:: DATASET ENTRIES ::

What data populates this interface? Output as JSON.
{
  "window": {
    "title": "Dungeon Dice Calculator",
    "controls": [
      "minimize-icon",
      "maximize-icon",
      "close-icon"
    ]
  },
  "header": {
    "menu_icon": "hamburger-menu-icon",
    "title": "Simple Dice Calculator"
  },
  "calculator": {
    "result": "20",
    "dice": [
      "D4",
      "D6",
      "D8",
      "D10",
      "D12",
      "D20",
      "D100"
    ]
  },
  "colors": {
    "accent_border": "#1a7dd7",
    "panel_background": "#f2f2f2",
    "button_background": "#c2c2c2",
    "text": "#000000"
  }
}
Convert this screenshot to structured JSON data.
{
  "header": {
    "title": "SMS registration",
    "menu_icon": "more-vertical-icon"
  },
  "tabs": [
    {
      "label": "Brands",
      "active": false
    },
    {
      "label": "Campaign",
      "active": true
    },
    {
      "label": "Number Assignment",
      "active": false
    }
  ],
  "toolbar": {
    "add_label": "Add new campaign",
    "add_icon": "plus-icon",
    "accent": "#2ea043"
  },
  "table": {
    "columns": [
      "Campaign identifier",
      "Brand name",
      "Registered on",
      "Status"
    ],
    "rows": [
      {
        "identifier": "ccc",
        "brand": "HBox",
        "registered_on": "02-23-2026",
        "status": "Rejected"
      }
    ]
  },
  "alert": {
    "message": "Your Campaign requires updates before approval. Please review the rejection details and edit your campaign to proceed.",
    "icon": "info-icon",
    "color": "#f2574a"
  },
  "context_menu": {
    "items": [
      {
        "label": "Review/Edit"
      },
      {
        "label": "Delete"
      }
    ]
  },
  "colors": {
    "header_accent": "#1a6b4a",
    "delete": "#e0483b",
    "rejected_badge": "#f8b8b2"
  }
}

:::

### TASK GOAL
Go through the records above and retype each one exactly.

### RESULT OF THE TASK
What data populates this interface? Output as JSON.
{
  "window": {
    "title": "Dungeon Dice Calculator",
    "controls": [
      "minimize-icon",
      "maximize-icon",
      "close-icon"
    ]
  },
  "header": {
    "menu_icon": "hamburger-menu-icon",
    "title": "Simple Dice Calculator"
  },
  "calculator": {
    "result": "20",
    "dice": [
      "D4",
      "D6",
      "D8",
      "D10",
      "D12",
      "D20",
      "D100"
    ]
  },
  "colors": {
    "accent_border": "#1a7dd7",
    "panel_background": "#f2f2f2",
    "button_background": "#c2c2c2",
    "text": "#000000"
  }
}
Convert this screenshot to structured JSON data.
{
  "header": {
    "title": "SMS registration",
    "menu_icon": "more-vertical-icon"
  },
  "tabs": [
    {
      "label": "Brands",
      "active": false
    },
    {
      "label": "Campaign",
      "active": true
    },
    {
      "label": "Number Assignment",
      "active": false
    }
  ],
  "toolbar": {
    "add_label": "Add new campaign",
    "add_icon": "plus-icon",
    "accent": "#2ea043"
  },
  "table": {
    "columns": [
      "Campaign identifier",
      "Brand name",
      "Registered on",
      "Status"
    ],
    "rows": [
      {
        "identifier": "ccc",
        "brand": "HBox",
        "registered_on": "02-23-2026",
        "status": "Rejected"
      }
    ]
  },
  "alert": {
    "message": "Your Campaign requires updates before approval. Please review the rejection details and edit your campaign to proceed.",
    "icon": "info-icon",
    "color": "#f2574a"
  },
  "context_menu": {
    "items": [
      {
        "label": "Review/Edit"
      },
      {
        "label": "Delete"
      }
    ]
  },
  "colors": {
    "header_accent": "#1a6b4a",
    "delete": "#e0483b",
    "rejected_badge": "#f8b8b2"
  }
}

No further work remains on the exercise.